**Problem to solve:** Duplicate the records starting with the line containing "bluetooth-status-text: Disconnected [130,412,435,464]" and going on through the line containing "view-data-label: View Data [391,844,667,909]", both included.
——————
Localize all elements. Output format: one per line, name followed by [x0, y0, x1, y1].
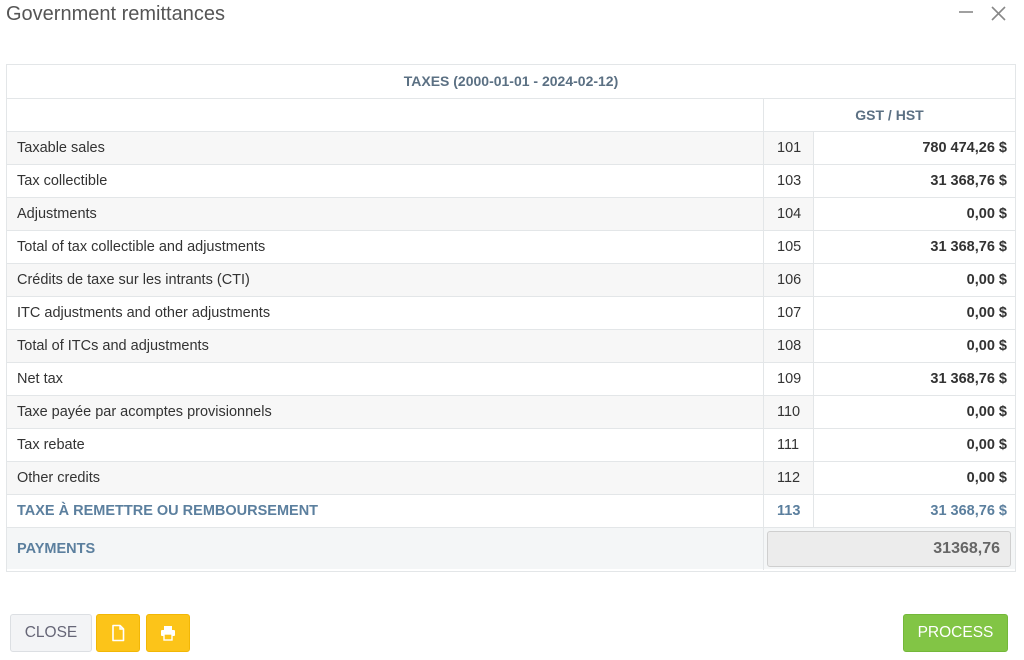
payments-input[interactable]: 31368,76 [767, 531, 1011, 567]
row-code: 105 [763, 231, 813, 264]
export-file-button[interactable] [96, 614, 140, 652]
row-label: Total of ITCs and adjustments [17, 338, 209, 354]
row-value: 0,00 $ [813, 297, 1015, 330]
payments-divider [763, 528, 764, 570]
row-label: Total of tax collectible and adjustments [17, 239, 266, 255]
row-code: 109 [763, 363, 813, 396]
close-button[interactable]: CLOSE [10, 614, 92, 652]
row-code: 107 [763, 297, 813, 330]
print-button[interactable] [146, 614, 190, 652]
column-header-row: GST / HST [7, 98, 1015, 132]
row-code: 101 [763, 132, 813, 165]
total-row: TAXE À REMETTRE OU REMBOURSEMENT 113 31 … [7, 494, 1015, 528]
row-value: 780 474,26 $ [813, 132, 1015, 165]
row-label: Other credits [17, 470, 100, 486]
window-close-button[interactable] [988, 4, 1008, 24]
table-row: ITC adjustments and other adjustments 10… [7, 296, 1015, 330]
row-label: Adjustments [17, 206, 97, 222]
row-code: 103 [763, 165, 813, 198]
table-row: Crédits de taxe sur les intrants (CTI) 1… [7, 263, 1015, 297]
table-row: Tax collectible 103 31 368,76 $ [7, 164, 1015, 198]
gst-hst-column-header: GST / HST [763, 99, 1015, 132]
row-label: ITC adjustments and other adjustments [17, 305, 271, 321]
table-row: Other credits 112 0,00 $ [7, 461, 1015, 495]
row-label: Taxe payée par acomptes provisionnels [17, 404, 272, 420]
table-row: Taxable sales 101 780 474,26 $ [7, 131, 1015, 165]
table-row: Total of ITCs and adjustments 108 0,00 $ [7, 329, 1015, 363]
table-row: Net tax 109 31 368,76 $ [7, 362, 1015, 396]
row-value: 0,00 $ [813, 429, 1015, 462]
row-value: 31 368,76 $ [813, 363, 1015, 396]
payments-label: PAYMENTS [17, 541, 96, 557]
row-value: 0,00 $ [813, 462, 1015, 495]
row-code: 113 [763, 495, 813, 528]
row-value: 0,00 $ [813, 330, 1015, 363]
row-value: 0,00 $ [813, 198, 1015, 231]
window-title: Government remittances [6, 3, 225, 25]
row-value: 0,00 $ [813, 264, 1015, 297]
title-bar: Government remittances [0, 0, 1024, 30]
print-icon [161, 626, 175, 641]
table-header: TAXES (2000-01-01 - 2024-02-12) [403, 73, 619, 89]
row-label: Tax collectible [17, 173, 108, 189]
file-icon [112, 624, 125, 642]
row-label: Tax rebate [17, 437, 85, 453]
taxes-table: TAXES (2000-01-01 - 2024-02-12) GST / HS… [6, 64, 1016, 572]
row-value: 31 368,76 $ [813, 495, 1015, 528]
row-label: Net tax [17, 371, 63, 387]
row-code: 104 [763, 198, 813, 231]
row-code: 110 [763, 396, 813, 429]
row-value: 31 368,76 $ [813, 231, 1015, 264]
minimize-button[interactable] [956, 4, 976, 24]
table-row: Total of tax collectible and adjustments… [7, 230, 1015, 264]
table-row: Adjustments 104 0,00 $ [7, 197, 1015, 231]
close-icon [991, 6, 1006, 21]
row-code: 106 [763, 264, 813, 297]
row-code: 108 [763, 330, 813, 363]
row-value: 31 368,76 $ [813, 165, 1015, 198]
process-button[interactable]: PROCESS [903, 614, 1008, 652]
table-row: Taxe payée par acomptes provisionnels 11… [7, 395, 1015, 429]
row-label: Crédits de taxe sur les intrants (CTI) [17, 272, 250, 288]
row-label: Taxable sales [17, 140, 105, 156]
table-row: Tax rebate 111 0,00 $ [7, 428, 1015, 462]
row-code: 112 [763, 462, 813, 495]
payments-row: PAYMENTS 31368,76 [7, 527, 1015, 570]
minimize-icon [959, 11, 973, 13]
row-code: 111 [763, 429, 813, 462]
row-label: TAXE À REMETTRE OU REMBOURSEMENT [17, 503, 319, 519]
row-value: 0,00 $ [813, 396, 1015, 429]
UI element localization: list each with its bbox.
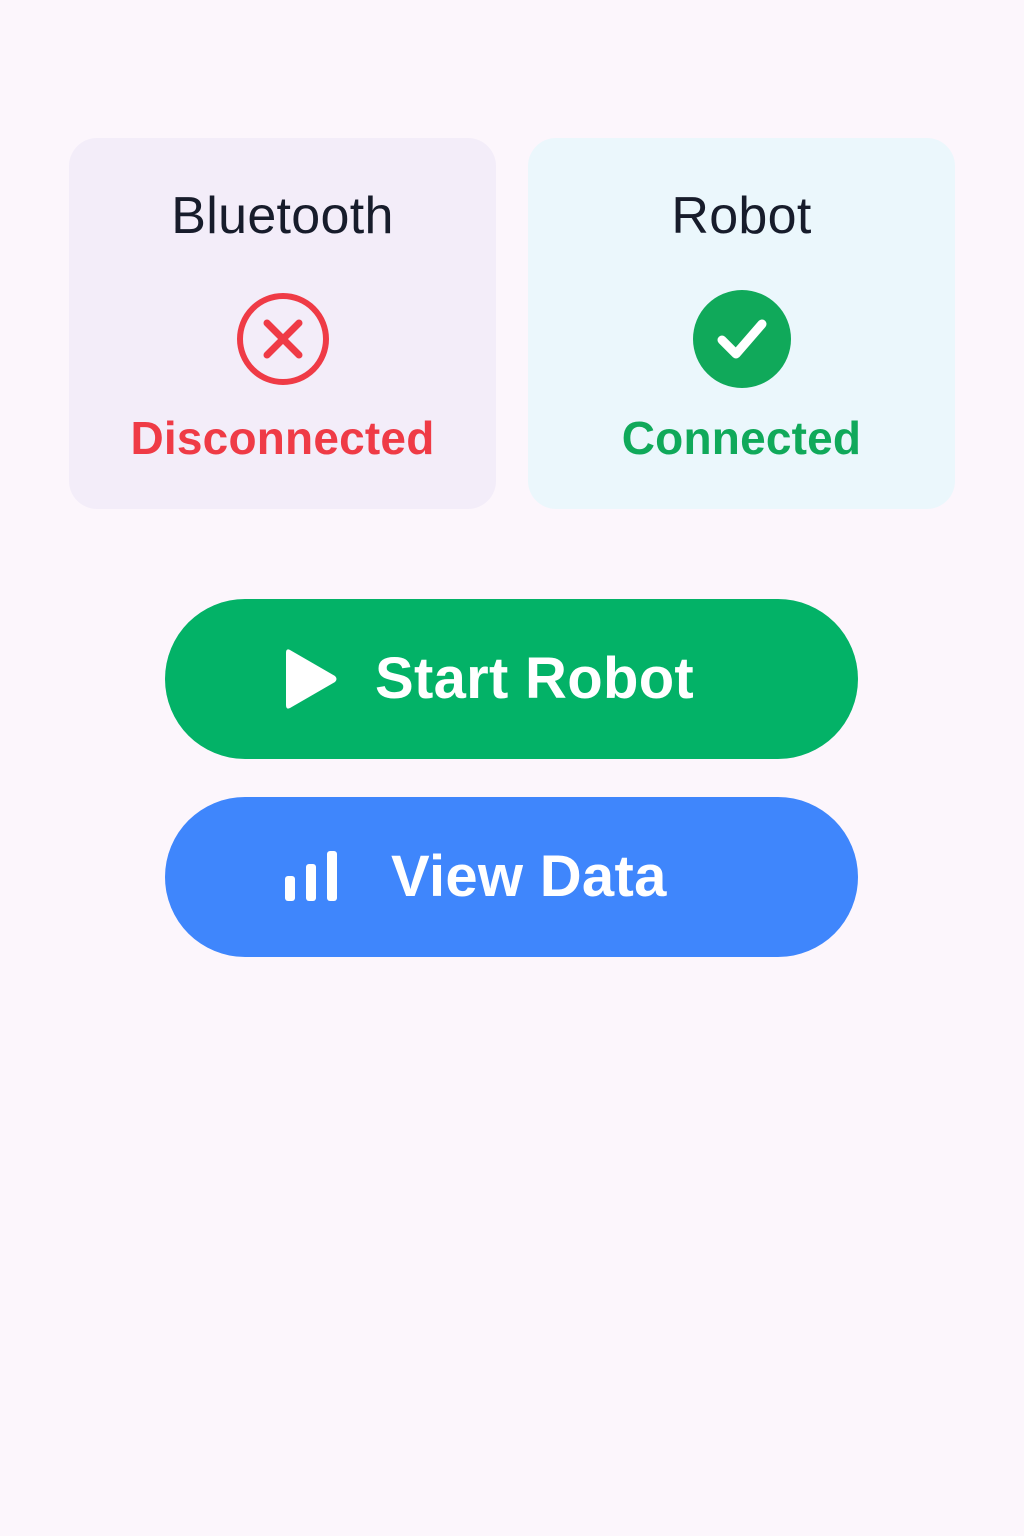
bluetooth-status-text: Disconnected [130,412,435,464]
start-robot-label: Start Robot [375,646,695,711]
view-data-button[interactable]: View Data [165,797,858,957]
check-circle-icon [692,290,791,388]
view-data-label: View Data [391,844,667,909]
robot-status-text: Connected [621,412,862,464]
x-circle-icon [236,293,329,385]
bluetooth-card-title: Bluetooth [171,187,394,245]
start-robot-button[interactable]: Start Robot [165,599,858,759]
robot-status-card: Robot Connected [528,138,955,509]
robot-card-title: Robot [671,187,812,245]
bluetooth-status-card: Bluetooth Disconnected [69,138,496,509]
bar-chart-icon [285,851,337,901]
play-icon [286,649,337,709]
——————
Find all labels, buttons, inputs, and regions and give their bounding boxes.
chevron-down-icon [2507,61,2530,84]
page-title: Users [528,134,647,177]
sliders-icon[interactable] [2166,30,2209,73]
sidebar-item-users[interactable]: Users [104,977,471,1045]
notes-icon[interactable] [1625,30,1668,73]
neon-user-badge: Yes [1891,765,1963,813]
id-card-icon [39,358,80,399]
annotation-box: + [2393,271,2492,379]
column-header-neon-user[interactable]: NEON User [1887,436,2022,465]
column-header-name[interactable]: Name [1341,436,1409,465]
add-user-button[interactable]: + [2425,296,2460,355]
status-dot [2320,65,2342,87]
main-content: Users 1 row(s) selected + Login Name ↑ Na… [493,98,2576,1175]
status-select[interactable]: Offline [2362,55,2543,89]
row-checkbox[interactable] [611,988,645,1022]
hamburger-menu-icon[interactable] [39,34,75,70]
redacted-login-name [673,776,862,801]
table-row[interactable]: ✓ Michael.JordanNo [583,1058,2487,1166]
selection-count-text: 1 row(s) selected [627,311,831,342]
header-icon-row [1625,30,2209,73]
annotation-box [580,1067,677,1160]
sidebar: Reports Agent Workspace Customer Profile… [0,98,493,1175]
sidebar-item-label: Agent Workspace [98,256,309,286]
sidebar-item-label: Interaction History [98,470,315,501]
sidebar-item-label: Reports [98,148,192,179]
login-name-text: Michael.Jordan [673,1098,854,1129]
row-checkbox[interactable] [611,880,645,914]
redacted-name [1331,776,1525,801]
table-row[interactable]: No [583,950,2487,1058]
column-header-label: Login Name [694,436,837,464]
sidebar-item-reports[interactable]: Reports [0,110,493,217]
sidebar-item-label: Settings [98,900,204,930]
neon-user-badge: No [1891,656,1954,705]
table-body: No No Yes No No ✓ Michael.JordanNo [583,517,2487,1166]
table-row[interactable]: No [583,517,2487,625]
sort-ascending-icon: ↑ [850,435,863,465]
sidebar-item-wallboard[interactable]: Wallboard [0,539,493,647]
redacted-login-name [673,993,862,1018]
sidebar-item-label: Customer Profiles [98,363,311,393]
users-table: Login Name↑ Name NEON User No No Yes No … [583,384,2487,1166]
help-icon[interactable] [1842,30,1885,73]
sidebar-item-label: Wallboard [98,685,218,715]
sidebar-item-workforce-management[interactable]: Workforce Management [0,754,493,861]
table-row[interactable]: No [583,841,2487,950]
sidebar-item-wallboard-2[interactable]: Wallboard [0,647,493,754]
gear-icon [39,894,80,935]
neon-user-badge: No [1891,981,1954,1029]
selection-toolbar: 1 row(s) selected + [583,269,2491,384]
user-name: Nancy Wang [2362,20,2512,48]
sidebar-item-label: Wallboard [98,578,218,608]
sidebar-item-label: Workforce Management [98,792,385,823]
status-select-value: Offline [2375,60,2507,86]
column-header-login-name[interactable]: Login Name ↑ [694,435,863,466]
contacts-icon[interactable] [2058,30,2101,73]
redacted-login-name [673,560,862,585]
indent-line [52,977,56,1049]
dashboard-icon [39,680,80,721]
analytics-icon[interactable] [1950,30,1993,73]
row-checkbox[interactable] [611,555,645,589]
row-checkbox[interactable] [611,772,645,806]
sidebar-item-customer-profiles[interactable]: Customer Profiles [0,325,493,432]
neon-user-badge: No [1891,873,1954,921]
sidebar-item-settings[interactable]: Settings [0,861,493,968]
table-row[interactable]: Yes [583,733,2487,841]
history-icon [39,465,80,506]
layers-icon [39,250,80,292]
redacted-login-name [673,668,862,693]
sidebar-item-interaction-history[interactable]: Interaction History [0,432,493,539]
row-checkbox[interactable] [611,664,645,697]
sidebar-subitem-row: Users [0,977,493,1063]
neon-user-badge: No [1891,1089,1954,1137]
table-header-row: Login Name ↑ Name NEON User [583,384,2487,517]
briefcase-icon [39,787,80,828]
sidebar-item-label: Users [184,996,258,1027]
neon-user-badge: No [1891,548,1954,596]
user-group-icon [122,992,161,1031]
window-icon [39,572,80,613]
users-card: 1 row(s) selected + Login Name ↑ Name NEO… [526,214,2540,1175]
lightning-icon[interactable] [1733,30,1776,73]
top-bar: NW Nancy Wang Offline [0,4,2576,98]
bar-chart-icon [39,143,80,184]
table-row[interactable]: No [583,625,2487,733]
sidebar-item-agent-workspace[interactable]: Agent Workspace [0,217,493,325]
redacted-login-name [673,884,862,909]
——————
**Exercise solution:**
bluetooth-status-text: Disconnected [130,412,435,464]
start-robot-label: Start Robot [375,646,695,711]
view-data-button[interactable]: View Data [165,797,858,957]
check-circle-icon [692,290,791,388]
view-data-label: View Data [391,844,667,909]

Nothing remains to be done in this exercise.